#### Task requirements
Leave out every picture, then transcribe the rest of the listing exactly.

#### Data for processing
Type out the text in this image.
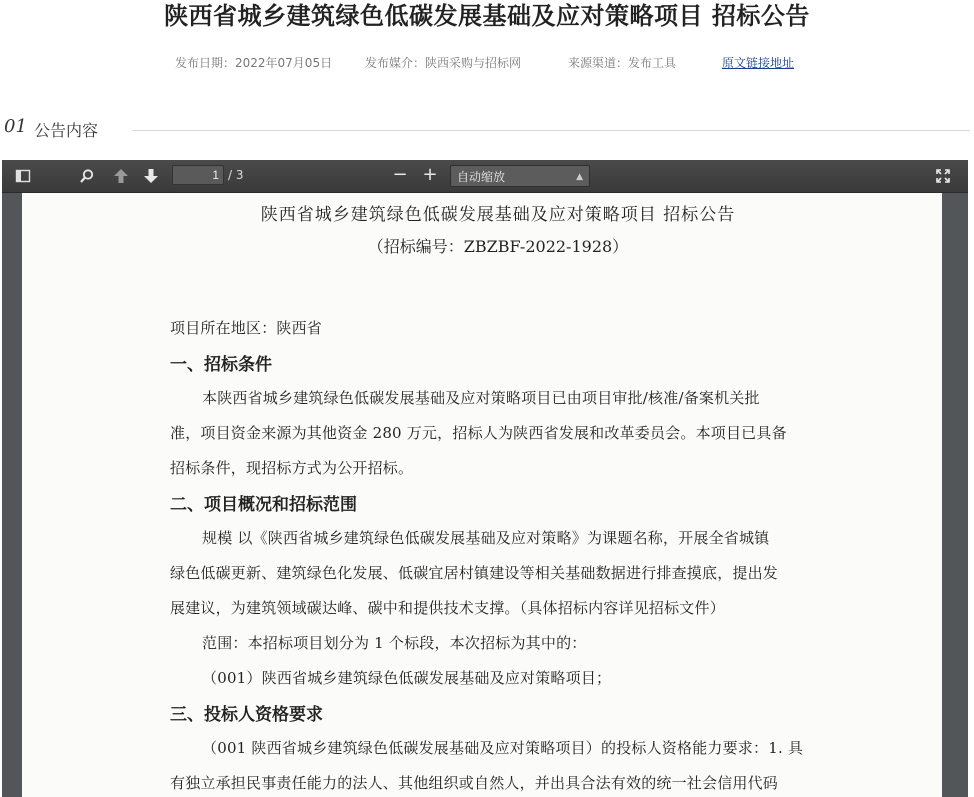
陕西省城乡建筑绿色低碳发展基础及应对策略项目 招标公告
发布日期：2022年07月05日	发布媒介：陕西采购与招标网	来源渠道：发布工具	原文链接地址
01 公告内容
1
/ 3	− +	自动缩放	▲

陕西省城乡建筑绿色低碳发展基础及应对策略项目 招标公告
（招标编号：ZBZBF-2022-1928）
项目所在地区：陕西省
一、招标条件
本陕西省城乡建筑绿色低碳发展基础及应对策略项目已由项目审批/核准/备案机关批
准，项目资金来源为其他资金 280 万元，招标人为陕西省发展和改革委员会。本项目已具备
招标条件，现招标方式为公开招标。
二、项目概况和招标范围
规模 以《陕西省城乡建筑绿色低碳发展基础及应对策略》为课题名称，开展全省城镇
绿色低碳更新、建筑绿色化发展、低碳宜居村镇建设等相关基础数据进行排查摸底，提出发
展建议，为建筑领域碳达峰、碳中和提供技术支撑。（具体招标内容详见招标文件）
范围：本招标项目划分为 1 个标段，本次招标为其中的：
（001）陕西省城乡建筑绿色低碳发展基础及应对策略项目；
三、投标人资格要求
（001 陕西省城乡建筑绿色低碳发展基础及应对策略项目）的投标人资格能力要求：1. 具
有独立承担民事责任能力的法人、其他组织或自然人，并出具合法有效的统一社会信用代码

#### Worked answer
Type out the text in this image.
陕西省城乡建筑绿色低碳发展基础及应对策略项目 招标公告
发布日期：2022年07月05日	发布媒介：陕西采购与招标网	来源渠道：发布工具	原文链接地址
01 公告内容
1
/ 3	− +	自动缩放	▲

陕西省城乡建筑绿色低碳发展基础及应对策略项目 招标公告
（招标编号：ZBZBF-2022-1928）
项目所在地区：陕西省
一、招标条件
本陕西省城乡建筑绿色低碳发展基础及应对策略项目已由项目审批/核准/备案机关批
准，项目资金来源为其他资金 280 万元，招标人为陕西省发展和改革委员会。本项目已具备
招标条件，现招标方式为公开招标。
二、项目概况和招标范围
规模 以《陕西省城乡建筑绿色低碳发展基础及应对策略》为课题名称，开展全省城镇
绿色低碳更新、建筑绿色化发展、低碳宜居村镇建设等相关基础数据进行排查摸底，提出发
展建议，为建筑领域碳达峰、碳中和提供技术支撑。（具体招标内容详见招标文件）
范围：本招标项目划分为 1 个标段，本次招标为其中的：
（001）陕西省城乡建筑绿色低碳发展基础及应对策略项目；
三、投标人资格要求
（001 陕西省城乡建筑绿色低碳发展基础及应对策略项目）的投标人资格能力要求：1. 具
有独立承担民事责任能力的法人、其他组织或自然人，并出具合法有效的统一社会信用代码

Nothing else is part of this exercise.